— Start Exercise data —

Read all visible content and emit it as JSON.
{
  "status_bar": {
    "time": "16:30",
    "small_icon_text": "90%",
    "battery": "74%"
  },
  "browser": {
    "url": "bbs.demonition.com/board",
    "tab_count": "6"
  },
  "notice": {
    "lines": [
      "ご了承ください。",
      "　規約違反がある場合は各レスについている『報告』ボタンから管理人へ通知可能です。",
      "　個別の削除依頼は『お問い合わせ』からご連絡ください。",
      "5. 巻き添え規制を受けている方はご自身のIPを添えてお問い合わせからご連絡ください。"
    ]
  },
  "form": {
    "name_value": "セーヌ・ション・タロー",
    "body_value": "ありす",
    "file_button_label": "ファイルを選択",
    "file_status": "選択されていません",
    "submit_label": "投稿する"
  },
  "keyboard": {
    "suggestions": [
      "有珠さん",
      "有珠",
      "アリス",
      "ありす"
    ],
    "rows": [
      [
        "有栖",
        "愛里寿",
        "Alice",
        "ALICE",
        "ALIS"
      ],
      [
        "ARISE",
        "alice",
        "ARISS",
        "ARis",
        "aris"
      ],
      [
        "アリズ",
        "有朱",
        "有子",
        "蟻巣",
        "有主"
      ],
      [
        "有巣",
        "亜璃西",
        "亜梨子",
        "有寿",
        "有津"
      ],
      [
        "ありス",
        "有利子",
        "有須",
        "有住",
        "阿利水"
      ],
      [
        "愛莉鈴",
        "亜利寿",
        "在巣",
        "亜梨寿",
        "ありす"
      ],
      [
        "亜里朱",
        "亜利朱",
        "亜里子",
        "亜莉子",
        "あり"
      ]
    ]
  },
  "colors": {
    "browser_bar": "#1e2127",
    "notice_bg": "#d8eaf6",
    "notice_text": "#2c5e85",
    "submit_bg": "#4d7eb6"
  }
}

— End Exercise data —

**Set problem**: All entries shown above should be printed again exactly.

**Full response**:
Read all visible content and emit it as JSON.
{
  "status_bar": {
    "time": "16:30",
    "small_icon_text": "90%",
    "battery": "74%"
  },
  "browser": {
    "url": "bbs.demonition.com/board",
    "tab_count": "6"
  },
  "notice": {
    "lines": [
      "ご了承ください。",
      "　規約違反がある場合は各レスについている『報告』ボタンから管理人へ通知可能です。",
      "　個別の削除依頼は『お問い合わせ』からご連絡ください。",
      "5. 巻き添え規制を受けている方はご自身のIPを添えてお問い合わせからご連絡ください。"
    ]
  },
  "form": {
    "name_value": "セーヌ・ション・タロー",
    "body_value": "ありす",
    "file_button_label": "ファイルを選択",
    "file_status": "選択されていません",
    "submit_label": "投稿する"
  },
  "keyboard": {
    "suggestions": [
      "有珠さん",
      "有珠",
      "アリス",
      "ありす"
    ],
    "rows": [
      [
        "有栖",
        "愛里寿",
        "Alice",
        "ALICE",
        "ALIS"
      ],
      [
        "ARISE",
        "alice",
        "ARISS",
        "ARis",
        "aris"
      ],
      [
        "アリズ",
        "有朱",
        "有子",
        "蟻巣",
        "有主"
      ],
      [
        "有巣",
        "亜璃西",
        "亜梨子",
        "有寿",
        "有津"
      ],
      [
        "ありス",
        "有利子",
        "有須",
        "有住",
        "阿利水"
      ],
      [
        "愛莉鈴",
        "亜利寿",
        "在巣",
        "亜梨寿",
        "ありす"
      ],
      [
        "亜里朱",
        "亜利朱",
        "亜里子",
        "亜莉子",
        "あり"
      ]
    ]
  },
  "colors": {
    "browser_bar": "#1e2127",
    "notice_bg": "#d8eaf6",
    "notice_text": "#2c5e85",
    "submit_bg": "#4d7eb6"
  }
}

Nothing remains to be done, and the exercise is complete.